抜粋箇所>
☆ ☆ ☆ ☆ ☆

私はWebシステムに関するITエンジニアをやっておりますが、運用保守エンジニアをやっていたときに炎上プロジェクトよりスリリングな地獄を見たことがあります。
この記事では、私が運用エンジニアのチームに所属していたときに体験したその地獄の詳細について話したいと思います。
地獄のような体験をお話する前に、開発エンジニアと運用保守エンジニアの違いについて説明します。
開発エンジニアと運用保守エンジニアの違い

開発エンジニア
ソフトウェアのシステムにおいて、設計・プログラミング製造・テストを行い、主にシステムを開発するエンジニアのことを指します。
少数精鋭の場合に多いのですが、運用から保守まで全般的なことを開発エンジニアが担当する場合もあります。
運用保守エンジニア
サーバーやネットワーク、システムなどを安定的に稼働させるために、運用管理やメンテナンス、障害対応などを行うエンジニアでインフラエンジニアと呼ばれていることもあります。
開発エンジニアと運用保守エンジニアの役割が完全に分かれてしまっている場合には、開発エンジニアが開発したシステムで障害が発生した場合は、運用保守エンジニアが対応することになります。
何が起きたのか?
冒頭で挙げた地獄のような体験というのは、私が運用保守エンジニアをやっていた時の話で、開発エンジニアが開発したWebシステムをリリースした後に不具合が発生してDBのデータを破壊してしまうというものでした。

☆ ☆ ☆ ☆ ☆

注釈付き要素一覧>
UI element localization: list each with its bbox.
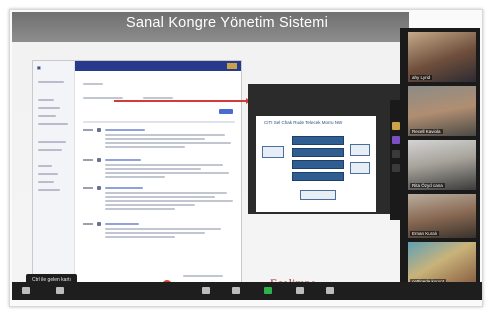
- sidebar-item[interactable]: [38, 189, 60, 191]
- user-badge-icon[interactable]: [227, 63, 237, 69]
- mute-icon[interactable]: [22, 287, 30, 294]
- participants-icon[interactable]: [202, 287, 210, 294]
- filter-field[interactable]: [83, 97, 123, 99]
- diagram-box: [292, 136, 344, 145]
- participant-name: Ernan Kuralı: [410, 231, 440, 236]
- table-row: [105, 168, 201, 170]
- thumbnail-icon[interactable]: [392, 150, 400, 158]
- table-row: [105, 138, 205, 140]
- table-row[interactable]: [105, 129, 145, 131]
- sidebar-item[interactable]: [38, 173, 58, 175]
- table-row: [105, 172, 229, 174]
- participant-video[interactable]: Recell Kaviola: [408, 86, 476, 136]
- shared-screen: Sanal Kongre Yönetim Sistemi ▣ CITI Sel …: [12, 12, 409, 290]
- title-banner: Sanal Kongre Yönetim Sistemi: [12, 12, 409, 42]
- table-row: [105, 134, 225, 136]
- row-avatar: [97, 222, 101, 226]
- app-logo: ▣: [37, 65, 41, 70]
- row-avatar: [97, 128, 101, 132]
- row-meta: [83, 129, 93, 131]
- diagram-box: [292, 148, 344, 157]
- table-row: [105, 176, 165, 178]
- pointer-arrow: [114, 98, 250, 103]
- table-row[interactable]: [105, 223, 139, 225]
- video-icon[interactable]: [56, 287, 64, 294]
- row-meta: [83, 159, 93, 161]
- diagram-box: [262, 146, 284, 158]
- meeting-toolbar: [12, 282, 482, 300]
- thumbnail-icon[interactable]: [392, 122, 400, 130]
- app-window: ▣: [32, 60, 242, 288]
- sidebar-item[interactable]: [38, 181, 54, 183]
- sidebar-item[interactable]: [38, 107, 60, 109]
- participant-video[interactable]: ahy Lyrid: [408, 32, 476, 82]
- sidebar-item[interactable]: [38, 99, 54, 101]
- table-row[interactable]: [105, 187, 143, 189]
- table-row: [105, 208, 175, 210]
- diagram-box: [350, 162, 370, 174]
- sidebar-item[interactable]: [38, 115, 56, 117]
- slide-title: CITI Sel Chak Rude Telecek Morru NW: [264, 120, 343, 125]
- sidebar-item[interactable]: [38, 81, 64, 83]
- diagram-box: [292, 172, 344, 181]
- participant-video[interactable]: cettinede kurunt: [408, 242, 476, 286]
- table-row: [105, 236, 175, 238]
- sidebar-item[interactable]: [38, 165, 52, 167]
- reactions-icon[interactable]: [326, 287, 334, 294]
- row-avatar: [97, 186, 101, 190]
- table-row: [105, 228, 221, 230]
- share-screen-icon[interactable]: [264, 287, 272, 294]
- app-sidebar: ▣: [33, 61, 75, 287]
- banner-title: Sanal Kongre Yönetim Sistemi: [126, 15, 328, 31]
- participant-name: Recell Kaviola: [410, 129, 443, 134]
- page-heading: [83, 83, 103, 85]
- table-row: [105, 204, 195, 206]
- table-row: [105, 232, 205, 234]
- app-header: [75, 61, 241, 71]
- thumbnail-icon[interactable]: [392, 164, 400, 172]
- table-header: [83, 121, 235, 123]
- row-meta: [83, 223, 93, 225]
- participant-video[interactable]: Ernan Kuralı: [408, 194, 476, 238]
- app-content: [83, 79, 235, 279]
- sidebar-item[interactable]: [38, 141, 66, 143]
- participant-name: ahy Lyrid: [410, 75, 433, 80]
- diagram-box: [350, 144, 370, 156]
- filter-field[interactable]: [143, 97, 173, 99]
- table-row: [105, 192, 227, 194]
- row-avatar: [97, 158, 101, 162]
- search-button[interactable]: [219, 109, 233, 114]
- thumbnail-icon[interactable]: [392, 136, 400, 144]
- row-meta: [83, 187, 93, 189]
- table-row: [105, 146, 185, 148]
- diagram-box: [292, 160, 344, 169]
- sidebar-item[interactable]: [38, 149, 62, 151]
- table-row: [105, 142, 231, 144]
- table-row[interactable]: [105, 159, 141, 161]
- table-row: [105, 200, 233, 202]
- sidebar-item[interactable]: [38, 123, 68, 125]
- chat-icon[interactable]: [232, 287, 240, 294]
- participant-video[interactable]: Rita Özyd cana: [408, 140, 476, 190]
- diagram-box: [300, 190, 336, 200]
- participant-strip: ahy Lyrid Recell Kaviola Rita Özyd cana …: [400, 28, 480, 290]
- table-row: [105, 196, 215, 198]
- table-row: [105, 164, 223, 166]
- participant-name: Rita Özyd cana: [410, 183, 445, 188]
- presentation-slide: CITI Sel Chak Rude Telecek Morru NW: [256, 116, 376, 212]
- record-icon[interactable]: [296, 287, 304, 294]
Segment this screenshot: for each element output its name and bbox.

☆ ☆ ☆ ☆ ☆

記事の「私はWebシステムに関するI」から「してしまうというものでした。」までを、一字一句違えずに書き写してください。

私はWebシステムに関するITエンジニアをやっておりますが、運用保守エンジニアをやっていたときに炎上プロジェクトよりスリリングな地獄を見たことがあります。
この記事では、私が運用エンジニアのチームに所属していたときに体験したその地獄の詳細について話したいと思います。
地獄のような体験をお話する前に、開発エンジニアと運用保守エンジニアの違いについて説明します。
開発エンジニアと運用保守エンジニアの違い

開発エンジニア
ソフトウェアのシステムにおいて、設計・プログラミング製造・テストを行い、主にシステムを開発するエンジニアのことを指します。
少数精鋭の場合に多いのですが、運用から保守まで全般的なことを開発エンジニアが担当する場合もあります。
運用保守エンジニア
サーバーやネットワーク、システムなどを安定的に稼働させるために、運用管理やメンテナンス、障害対応などを行うエンジニアでインフラエンジニアと呼ばれていることもあります。
開発エンジニアと運用保守エンジニアの役割が完全に分かれてしまっている場合には、開発エンジニアが開発したシステムで障害が発生した場合は、運用保守エンジニアが対応することになります。
何が起きたのか?
冒頭で挙げた地獄のような体験というのは、私が運用保守エンジニアをやっていた時の話で、開発エンジニアが開発したWebシステムをリリースした後に不具合が発生してDBのデータを破壊してしまうというものでした。